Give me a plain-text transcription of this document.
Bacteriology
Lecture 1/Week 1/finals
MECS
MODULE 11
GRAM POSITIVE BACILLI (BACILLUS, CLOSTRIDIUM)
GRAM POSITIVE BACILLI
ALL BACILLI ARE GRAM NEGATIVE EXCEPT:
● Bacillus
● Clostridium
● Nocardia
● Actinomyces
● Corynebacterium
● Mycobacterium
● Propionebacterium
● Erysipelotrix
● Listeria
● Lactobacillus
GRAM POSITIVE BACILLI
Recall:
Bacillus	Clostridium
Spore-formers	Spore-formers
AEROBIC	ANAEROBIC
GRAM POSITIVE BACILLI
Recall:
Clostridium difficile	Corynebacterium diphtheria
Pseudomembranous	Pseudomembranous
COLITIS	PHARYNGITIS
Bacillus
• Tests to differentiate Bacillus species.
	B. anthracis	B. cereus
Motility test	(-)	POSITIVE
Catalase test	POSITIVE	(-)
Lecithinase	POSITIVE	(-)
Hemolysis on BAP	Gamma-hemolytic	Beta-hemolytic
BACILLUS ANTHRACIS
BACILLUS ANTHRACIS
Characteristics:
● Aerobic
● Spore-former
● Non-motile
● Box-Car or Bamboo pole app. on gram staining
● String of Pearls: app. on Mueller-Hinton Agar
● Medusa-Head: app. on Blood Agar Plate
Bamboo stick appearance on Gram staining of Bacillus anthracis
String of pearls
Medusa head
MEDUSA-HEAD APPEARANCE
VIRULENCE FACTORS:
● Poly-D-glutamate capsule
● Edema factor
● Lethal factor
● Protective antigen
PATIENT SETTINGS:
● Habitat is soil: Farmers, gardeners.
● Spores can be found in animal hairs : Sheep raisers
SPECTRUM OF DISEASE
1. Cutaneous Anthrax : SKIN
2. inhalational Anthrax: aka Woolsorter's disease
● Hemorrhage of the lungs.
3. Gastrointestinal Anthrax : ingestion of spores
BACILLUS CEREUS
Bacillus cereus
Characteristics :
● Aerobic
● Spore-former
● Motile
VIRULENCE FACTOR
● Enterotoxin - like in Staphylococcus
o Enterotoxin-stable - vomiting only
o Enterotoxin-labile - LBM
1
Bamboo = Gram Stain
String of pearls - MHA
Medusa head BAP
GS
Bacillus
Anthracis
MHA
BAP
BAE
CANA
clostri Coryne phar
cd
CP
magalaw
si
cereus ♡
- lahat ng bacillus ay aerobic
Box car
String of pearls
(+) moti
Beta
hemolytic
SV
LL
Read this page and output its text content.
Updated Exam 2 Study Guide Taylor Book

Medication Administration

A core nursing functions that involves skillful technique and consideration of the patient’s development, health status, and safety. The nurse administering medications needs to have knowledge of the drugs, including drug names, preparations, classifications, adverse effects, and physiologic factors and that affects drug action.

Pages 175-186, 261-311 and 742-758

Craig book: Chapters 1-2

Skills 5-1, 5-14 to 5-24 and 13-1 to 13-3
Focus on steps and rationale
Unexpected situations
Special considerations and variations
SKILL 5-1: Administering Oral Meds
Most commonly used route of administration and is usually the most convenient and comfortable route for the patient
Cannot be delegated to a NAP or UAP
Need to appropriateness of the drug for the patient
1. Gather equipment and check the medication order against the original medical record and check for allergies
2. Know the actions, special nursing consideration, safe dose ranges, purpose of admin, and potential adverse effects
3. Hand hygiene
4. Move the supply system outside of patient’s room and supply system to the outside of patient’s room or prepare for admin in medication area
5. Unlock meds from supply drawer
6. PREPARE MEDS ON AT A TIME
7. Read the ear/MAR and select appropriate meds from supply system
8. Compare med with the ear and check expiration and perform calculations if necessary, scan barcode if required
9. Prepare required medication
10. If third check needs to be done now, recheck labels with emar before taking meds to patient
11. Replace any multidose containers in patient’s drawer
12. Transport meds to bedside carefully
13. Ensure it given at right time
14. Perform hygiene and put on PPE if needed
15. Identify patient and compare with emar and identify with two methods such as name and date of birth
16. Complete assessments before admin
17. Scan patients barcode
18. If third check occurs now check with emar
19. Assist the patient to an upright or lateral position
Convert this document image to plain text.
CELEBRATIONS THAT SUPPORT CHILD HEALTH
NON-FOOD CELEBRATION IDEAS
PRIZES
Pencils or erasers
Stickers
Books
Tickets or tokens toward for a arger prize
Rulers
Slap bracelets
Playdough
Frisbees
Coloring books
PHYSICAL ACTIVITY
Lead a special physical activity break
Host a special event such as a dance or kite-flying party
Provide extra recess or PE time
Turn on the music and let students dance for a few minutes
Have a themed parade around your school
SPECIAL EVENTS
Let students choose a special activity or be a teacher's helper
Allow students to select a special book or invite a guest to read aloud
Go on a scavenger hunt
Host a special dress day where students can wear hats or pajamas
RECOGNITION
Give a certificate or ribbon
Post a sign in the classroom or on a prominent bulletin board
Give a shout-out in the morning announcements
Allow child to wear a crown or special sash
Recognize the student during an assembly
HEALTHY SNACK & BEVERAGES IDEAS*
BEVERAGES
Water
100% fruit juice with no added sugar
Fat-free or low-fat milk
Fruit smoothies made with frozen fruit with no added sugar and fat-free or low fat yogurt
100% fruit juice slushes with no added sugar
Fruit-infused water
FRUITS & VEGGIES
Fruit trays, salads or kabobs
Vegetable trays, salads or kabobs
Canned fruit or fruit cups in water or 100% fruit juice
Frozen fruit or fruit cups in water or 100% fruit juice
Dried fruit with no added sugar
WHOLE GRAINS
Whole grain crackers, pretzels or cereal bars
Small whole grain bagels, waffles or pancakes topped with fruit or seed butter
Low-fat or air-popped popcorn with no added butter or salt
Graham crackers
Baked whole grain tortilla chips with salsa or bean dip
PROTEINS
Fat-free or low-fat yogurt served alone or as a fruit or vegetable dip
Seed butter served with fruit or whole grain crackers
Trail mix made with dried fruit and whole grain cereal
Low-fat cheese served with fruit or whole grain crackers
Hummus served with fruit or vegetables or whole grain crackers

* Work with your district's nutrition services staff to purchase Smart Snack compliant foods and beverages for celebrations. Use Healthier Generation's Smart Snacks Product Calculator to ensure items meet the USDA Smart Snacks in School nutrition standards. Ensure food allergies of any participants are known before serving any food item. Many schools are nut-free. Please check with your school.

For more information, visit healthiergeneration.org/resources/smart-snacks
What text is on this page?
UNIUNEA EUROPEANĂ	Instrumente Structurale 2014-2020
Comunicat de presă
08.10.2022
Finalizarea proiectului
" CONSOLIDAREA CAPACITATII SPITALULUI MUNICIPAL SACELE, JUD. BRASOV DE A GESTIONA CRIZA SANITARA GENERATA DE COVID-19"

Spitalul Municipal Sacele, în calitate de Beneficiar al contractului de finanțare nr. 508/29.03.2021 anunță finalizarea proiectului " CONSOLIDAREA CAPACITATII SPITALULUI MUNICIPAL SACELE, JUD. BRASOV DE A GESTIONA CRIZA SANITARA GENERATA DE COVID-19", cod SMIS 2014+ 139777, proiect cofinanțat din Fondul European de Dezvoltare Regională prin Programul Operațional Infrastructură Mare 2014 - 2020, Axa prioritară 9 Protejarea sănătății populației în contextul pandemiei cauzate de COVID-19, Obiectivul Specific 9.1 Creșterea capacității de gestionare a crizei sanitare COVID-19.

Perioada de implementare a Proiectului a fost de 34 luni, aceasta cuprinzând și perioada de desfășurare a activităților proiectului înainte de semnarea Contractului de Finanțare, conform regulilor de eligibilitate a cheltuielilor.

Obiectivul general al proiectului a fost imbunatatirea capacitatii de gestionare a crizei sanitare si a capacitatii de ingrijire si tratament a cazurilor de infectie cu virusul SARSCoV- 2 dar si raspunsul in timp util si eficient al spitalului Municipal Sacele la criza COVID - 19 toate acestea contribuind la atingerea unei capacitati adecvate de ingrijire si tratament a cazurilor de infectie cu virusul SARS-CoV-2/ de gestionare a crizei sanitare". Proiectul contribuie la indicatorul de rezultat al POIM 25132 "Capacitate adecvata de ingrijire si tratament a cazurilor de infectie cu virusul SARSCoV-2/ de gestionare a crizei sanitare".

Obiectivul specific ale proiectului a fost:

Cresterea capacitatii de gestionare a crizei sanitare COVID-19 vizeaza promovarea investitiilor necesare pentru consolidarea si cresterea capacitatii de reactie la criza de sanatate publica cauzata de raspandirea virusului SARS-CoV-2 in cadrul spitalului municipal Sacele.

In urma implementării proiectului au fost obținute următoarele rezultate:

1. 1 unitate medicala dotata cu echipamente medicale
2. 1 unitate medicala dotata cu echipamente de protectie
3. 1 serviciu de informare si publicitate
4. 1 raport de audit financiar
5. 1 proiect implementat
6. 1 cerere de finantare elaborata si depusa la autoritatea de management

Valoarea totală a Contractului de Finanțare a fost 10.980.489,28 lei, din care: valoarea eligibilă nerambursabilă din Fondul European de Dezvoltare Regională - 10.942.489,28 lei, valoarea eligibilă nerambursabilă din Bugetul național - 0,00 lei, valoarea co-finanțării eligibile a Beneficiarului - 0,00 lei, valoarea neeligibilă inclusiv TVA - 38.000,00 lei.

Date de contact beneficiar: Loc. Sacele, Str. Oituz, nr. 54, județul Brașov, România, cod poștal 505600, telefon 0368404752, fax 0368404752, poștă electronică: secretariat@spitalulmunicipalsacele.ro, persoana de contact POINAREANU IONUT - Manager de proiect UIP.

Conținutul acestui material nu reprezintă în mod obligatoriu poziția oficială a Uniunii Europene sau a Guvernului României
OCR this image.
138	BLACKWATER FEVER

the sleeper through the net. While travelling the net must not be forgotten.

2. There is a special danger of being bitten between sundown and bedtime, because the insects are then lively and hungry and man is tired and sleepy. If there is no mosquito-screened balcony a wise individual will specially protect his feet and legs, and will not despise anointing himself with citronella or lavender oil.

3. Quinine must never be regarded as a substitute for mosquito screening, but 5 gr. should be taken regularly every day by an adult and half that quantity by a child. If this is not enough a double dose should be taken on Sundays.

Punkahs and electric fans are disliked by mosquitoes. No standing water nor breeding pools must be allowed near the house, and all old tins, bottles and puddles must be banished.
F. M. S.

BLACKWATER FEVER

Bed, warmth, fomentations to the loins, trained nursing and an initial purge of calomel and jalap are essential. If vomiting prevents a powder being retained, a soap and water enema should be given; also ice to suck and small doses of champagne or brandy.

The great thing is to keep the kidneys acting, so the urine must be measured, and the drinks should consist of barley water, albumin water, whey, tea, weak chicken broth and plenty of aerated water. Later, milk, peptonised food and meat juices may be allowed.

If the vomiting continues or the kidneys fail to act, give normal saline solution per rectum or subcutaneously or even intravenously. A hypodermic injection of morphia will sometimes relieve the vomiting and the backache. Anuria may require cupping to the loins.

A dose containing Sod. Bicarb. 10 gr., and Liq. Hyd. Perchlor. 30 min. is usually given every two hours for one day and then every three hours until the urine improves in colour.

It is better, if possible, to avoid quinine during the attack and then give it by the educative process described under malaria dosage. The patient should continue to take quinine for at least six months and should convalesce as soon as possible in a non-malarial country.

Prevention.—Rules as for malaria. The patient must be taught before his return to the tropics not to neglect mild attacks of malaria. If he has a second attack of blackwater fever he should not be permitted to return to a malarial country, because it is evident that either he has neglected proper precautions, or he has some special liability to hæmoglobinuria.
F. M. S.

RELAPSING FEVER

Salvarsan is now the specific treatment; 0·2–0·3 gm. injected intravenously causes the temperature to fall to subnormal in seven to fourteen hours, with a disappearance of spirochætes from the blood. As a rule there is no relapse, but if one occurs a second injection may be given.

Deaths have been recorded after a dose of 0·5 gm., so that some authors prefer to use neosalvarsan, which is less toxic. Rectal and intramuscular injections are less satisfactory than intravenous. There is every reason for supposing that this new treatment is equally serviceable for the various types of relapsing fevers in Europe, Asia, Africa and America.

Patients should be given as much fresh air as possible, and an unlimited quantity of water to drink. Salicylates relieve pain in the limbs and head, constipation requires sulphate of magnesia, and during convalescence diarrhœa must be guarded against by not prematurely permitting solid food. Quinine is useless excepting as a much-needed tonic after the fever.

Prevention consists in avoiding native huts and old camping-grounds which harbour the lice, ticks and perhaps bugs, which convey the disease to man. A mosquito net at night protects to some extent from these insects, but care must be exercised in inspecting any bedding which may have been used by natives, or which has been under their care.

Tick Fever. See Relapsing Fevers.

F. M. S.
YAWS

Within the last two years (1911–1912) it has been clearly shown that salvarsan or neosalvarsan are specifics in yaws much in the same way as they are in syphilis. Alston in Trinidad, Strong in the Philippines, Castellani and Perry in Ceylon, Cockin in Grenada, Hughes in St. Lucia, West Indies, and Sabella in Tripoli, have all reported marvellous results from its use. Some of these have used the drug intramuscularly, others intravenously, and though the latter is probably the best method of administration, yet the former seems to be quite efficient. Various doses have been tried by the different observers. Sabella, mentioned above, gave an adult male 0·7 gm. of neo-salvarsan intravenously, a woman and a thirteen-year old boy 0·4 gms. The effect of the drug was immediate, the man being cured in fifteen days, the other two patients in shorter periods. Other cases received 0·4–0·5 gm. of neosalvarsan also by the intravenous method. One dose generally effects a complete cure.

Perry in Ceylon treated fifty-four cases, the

Goal of the exercise. Search the entries above for "added". Show every line that has it.

Response for this exercise.
100% fruit juice with no added sugar
Fruit smoothies made with frozen fruit with no added sugar and fat-free or low fat yogurt
100% fruit juice slushes with no added sugar
Dried fruit with no added sugar
Low-fat or air-popped popcorn with no added butter or salt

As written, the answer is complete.